*PROBLEM TO SOLVE:*
Which lines have the string "road"? Copy all of them from the entries below.

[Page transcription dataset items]
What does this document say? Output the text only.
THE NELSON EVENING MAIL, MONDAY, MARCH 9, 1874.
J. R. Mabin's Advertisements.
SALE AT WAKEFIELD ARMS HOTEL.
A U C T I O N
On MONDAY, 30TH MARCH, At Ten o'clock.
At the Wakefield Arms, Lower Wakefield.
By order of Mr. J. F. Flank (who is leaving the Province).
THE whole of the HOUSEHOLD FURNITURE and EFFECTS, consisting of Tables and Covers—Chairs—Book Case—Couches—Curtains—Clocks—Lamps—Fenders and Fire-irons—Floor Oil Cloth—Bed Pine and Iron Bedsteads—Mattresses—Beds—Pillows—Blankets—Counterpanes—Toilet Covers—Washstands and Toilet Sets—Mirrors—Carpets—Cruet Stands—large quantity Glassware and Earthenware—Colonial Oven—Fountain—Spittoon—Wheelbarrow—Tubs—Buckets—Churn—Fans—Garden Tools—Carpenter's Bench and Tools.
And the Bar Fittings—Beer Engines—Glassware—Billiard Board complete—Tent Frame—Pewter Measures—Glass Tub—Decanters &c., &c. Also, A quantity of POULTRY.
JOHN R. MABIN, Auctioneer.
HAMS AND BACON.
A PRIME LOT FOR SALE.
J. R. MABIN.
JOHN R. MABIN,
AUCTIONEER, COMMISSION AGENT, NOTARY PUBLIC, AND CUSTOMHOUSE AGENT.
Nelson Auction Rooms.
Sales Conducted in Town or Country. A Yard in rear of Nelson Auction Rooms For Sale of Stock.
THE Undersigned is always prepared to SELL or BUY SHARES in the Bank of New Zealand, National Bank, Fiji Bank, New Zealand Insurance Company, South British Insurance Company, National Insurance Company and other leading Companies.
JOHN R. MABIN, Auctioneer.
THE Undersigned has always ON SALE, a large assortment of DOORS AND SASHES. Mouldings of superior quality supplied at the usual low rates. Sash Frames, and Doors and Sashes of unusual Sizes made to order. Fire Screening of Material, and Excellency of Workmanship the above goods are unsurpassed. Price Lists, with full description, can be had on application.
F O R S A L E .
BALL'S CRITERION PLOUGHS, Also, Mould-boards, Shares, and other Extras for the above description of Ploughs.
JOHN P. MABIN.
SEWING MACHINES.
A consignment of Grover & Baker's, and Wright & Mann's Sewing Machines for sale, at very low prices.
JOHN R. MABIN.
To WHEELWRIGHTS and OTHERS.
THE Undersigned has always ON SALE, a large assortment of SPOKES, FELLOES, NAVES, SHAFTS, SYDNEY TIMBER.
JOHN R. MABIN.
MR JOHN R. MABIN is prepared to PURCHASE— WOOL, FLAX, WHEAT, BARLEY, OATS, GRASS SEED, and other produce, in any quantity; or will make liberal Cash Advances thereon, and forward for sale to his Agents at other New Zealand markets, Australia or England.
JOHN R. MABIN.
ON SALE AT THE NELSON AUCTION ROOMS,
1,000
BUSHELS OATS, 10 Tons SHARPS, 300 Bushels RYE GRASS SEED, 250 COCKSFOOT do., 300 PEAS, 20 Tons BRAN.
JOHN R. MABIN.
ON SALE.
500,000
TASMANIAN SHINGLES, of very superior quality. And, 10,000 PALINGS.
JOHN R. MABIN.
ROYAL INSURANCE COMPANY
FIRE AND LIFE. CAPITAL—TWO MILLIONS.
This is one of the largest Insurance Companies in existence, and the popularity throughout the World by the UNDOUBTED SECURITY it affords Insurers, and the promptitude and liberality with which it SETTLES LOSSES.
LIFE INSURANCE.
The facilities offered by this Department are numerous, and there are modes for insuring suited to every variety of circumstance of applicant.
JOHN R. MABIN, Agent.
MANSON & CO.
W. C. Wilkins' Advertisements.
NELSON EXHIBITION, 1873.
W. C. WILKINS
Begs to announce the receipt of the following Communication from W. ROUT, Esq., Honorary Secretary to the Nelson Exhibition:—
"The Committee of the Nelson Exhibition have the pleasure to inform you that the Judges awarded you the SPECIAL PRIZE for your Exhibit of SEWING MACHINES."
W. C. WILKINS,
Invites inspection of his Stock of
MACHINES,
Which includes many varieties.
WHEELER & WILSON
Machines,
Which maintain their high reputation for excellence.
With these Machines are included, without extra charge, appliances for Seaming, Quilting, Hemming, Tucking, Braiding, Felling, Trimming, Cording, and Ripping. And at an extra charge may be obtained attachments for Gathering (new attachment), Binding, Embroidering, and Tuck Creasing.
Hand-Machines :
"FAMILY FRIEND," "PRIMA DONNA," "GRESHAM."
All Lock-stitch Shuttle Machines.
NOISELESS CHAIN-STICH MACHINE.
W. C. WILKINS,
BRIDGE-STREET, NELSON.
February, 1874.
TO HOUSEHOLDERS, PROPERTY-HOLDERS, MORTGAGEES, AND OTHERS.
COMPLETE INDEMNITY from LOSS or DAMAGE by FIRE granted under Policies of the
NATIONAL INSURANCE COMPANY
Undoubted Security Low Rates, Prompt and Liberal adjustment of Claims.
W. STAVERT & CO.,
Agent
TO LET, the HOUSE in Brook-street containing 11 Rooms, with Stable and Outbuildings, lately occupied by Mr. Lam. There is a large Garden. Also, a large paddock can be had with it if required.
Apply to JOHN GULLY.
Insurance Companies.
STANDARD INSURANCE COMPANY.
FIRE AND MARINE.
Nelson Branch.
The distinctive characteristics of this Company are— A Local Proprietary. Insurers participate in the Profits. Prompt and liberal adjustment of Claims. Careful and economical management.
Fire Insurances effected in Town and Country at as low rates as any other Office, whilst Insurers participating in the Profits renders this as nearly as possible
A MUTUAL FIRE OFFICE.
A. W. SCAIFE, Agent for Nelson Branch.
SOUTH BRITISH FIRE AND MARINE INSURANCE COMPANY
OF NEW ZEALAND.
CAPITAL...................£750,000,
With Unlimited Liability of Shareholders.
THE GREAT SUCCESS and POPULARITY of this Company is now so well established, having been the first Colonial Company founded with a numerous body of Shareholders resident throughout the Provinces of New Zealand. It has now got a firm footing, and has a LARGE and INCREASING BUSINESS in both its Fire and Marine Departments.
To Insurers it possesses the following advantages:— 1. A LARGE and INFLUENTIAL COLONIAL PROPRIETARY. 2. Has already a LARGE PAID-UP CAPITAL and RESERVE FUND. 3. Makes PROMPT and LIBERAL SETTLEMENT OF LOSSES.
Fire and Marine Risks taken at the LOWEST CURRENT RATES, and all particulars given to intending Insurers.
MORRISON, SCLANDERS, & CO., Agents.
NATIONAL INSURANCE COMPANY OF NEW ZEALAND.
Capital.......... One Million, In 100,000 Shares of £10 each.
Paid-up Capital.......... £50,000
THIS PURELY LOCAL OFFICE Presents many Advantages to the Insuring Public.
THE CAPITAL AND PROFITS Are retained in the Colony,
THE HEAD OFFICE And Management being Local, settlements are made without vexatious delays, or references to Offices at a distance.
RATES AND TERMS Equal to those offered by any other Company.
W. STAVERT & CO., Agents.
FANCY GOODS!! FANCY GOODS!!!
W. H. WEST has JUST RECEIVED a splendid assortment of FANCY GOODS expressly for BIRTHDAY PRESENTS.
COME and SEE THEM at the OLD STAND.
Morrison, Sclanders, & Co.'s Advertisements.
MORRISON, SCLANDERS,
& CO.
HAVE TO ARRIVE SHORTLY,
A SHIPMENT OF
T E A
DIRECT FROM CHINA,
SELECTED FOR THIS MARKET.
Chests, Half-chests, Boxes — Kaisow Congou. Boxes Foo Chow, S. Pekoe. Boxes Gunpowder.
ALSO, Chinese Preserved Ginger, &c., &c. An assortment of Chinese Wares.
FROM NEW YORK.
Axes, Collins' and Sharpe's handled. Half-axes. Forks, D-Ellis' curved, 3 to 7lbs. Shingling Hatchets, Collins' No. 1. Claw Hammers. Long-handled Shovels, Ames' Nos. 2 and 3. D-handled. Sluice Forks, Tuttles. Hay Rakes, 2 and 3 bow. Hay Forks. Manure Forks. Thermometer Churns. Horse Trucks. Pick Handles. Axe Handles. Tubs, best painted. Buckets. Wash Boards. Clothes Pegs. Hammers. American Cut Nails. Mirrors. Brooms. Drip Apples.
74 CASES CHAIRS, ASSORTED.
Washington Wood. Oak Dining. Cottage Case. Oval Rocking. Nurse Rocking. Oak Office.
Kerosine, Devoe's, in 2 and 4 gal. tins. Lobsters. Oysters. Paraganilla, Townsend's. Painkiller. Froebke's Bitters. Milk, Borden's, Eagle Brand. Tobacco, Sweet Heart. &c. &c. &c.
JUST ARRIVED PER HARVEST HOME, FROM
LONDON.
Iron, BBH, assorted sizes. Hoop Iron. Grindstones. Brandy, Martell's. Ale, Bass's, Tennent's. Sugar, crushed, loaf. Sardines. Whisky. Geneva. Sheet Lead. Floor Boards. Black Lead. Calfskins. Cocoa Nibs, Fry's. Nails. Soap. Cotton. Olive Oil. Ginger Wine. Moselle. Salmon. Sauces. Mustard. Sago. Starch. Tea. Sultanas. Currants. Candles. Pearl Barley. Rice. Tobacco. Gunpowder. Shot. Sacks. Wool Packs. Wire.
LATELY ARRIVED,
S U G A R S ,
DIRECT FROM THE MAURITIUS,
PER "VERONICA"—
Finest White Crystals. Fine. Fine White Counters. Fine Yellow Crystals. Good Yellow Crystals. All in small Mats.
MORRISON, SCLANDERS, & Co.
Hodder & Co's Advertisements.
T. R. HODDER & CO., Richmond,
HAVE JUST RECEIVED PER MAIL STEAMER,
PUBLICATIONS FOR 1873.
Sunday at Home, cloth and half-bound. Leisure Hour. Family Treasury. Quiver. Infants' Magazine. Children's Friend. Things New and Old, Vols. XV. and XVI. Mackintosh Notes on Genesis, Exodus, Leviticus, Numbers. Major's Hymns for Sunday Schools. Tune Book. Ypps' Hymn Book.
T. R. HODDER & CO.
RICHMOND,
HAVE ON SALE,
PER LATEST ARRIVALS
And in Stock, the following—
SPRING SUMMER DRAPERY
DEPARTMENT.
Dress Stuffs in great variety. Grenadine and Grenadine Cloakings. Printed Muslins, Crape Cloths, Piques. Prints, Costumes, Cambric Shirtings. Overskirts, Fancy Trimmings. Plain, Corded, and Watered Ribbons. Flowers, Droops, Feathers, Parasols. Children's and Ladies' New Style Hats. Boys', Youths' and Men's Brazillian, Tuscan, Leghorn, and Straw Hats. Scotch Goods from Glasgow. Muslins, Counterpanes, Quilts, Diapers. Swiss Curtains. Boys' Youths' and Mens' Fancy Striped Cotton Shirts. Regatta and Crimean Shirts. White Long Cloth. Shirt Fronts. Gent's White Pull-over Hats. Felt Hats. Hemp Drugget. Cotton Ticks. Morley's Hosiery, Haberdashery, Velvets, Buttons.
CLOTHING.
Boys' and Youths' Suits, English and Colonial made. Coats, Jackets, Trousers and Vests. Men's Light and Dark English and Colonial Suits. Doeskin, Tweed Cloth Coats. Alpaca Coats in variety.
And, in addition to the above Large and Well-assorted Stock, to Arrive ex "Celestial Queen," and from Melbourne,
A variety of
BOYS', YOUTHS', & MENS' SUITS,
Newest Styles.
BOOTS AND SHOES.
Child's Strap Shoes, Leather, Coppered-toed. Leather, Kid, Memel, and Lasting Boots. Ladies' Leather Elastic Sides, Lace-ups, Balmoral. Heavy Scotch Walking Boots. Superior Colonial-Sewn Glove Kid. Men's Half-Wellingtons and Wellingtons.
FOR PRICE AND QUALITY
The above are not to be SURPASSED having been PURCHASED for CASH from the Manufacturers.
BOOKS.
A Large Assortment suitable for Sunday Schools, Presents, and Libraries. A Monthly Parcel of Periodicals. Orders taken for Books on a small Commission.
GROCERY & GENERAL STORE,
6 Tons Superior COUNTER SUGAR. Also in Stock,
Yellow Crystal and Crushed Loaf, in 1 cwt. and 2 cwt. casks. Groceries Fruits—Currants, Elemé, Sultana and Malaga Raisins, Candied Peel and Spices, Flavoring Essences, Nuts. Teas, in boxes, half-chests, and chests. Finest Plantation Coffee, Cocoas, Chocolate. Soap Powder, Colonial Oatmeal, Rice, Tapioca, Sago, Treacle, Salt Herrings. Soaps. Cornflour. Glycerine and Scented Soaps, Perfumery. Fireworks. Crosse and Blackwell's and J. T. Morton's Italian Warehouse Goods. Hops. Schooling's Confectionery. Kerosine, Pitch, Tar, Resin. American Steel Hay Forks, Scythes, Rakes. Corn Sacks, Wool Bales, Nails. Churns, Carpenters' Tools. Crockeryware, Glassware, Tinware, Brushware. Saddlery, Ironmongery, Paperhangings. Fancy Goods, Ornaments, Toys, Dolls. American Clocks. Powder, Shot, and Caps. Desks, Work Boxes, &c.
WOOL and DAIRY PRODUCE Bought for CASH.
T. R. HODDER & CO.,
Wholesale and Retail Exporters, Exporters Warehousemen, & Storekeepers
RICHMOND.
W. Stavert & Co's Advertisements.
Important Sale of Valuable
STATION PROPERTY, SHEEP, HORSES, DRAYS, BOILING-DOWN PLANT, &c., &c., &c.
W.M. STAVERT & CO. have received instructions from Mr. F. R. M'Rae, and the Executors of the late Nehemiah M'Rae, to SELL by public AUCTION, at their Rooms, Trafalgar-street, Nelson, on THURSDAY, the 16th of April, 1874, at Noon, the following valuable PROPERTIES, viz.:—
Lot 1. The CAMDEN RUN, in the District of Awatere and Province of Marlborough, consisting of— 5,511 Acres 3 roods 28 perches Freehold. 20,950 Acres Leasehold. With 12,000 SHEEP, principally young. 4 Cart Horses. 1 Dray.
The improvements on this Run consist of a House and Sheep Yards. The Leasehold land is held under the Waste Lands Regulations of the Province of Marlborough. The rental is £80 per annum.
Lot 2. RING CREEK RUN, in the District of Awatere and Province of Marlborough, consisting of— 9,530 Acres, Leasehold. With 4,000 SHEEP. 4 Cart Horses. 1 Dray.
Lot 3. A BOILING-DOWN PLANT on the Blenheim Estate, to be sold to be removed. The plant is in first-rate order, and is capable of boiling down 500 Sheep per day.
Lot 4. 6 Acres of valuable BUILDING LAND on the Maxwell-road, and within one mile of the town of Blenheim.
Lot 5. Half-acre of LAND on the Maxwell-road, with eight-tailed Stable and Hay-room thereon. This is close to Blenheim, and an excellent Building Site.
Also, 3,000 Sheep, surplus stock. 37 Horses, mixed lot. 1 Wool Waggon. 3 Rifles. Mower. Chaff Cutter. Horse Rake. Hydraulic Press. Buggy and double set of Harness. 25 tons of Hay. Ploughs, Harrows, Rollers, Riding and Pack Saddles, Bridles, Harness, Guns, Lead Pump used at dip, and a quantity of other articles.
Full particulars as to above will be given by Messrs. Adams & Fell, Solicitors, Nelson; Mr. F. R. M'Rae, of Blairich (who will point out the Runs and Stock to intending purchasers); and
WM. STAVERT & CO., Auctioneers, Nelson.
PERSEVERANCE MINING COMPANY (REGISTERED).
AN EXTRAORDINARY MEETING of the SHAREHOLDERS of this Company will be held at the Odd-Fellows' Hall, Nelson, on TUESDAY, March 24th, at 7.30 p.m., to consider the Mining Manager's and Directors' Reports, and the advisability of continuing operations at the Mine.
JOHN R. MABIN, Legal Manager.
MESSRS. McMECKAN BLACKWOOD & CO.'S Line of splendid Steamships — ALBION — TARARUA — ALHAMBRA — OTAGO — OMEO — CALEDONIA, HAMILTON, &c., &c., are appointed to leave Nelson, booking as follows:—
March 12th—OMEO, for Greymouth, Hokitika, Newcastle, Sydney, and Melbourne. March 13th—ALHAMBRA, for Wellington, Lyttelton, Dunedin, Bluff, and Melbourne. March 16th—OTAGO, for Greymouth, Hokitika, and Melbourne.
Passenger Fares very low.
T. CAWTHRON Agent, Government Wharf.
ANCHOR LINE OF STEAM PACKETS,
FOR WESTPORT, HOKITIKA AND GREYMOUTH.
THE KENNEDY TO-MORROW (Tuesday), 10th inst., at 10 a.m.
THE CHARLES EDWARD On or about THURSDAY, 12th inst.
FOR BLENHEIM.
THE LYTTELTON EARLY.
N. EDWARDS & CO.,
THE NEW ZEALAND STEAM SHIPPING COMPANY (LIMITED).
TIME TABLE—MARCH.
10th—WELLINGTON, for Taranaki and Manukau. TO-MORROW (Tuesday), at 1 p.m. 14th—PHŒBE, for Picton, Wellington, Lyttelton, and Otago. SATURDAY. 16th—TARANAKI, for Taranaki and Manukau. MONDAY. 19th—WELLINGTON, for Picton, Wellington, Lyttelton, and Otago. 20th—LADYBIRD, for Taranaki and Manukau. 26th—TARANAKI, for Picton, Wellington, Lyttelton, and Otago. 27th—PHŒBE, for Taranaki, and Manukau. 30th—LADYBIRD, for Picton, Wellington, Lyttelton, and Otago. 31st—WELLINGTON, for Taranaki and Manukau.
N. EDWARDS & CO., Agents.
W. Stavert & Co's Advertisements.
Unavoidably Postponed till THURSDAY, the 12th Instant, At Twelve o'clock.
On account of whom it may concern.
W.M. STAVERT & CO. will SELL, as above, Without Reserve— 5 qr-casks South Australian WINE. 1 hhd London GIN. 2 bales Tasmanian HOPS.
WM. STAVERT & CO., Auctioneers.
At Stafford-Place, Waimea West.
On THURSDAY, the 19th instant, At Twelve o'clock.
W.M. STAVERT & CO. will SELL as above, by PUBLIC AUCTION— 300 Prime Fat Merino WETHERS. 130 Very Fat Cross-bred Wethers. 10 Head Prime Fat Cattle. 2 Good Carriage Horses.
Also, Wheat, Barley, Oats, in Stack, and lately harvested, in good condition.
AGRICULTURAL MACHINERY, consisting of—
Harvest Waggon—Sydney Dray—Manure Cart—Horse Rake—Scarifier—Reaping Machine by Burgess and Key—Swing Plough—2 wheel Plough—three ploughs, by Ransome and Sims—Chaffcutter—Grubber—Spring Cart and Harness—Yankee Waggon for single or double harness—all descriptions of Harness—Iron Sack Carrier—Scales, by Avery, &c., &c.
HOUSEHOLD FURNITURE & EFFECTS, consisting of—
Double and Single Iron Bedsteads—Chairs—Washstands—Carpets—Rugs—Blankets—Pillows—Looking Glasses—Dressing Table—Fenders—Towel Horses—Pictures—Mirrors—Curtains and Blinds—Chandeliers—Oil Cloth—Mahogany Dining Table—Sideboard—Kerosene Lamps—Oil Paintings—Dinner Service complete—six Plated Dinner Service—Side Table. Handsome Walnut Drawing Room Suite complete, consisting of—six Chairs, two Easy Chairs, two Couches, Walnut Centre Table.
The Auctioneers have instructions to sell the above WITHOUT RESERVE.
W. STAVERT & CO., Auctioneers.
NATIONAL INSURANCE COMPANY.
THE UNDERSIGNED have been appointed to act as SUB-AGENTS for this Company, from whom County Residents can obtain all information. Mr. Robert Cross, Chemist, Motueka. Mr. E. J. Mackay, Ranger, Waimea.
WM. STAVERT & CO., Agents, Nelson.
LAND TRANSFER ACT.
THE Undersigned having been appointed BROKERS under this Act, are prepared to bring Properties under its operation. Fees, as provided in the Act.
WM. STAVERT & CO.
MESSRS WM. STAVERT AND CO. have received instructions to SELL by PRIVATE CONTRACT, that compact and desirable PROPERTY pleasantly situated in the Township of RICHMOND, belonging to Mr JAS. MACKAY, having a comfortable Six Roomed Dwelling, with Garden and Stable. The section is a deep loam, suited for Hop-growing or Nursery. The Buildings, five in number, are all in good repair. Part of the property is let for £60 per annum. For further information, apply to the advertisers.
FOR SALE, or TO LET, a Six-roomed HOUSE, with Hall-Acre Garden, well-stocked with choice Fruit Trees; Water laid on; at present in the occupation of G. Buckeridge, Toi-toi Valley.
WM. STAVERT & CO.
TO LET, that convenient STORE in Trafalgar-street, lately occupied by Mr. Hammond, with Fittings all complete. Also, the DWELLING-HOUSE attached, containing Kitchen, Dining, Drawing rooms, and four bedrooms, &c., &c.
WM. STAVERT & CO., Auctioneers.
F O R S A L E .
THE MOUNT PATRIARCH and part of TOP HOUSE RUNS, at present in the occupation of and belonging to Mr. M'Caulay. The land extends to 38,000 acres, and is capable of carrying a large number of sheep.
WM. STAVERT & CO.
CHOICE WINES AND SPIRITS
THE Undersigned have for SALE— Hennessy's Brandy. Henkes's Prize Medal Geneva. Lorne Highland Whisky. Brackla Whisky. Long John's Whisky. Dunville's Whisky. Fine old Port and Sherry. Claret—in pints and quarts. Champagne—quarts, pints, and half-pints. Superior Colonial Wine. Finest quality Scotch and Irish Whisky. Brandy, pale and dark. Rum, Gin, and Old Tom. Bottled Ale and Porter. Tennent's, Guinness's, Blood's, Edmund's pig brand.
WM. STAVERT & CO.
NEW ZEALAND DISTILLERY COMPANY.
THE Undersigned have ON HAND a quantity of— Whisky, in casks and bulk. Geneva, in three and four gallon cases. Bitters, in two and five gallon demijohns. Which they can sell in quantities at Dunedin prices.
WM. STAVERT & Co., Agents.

*PROBLEM SOLUTION:*
Lot 4. 6 Acres of valuable BUILDING LAND on the Maxwell-road, and within one mile of the town of Blenheim.
Lot 5. Half-acre of LAND on the Maxwell-road, with eight-tailed Stable and Hay-room thereon. This is close to Blenheim, and an excellent Building Site.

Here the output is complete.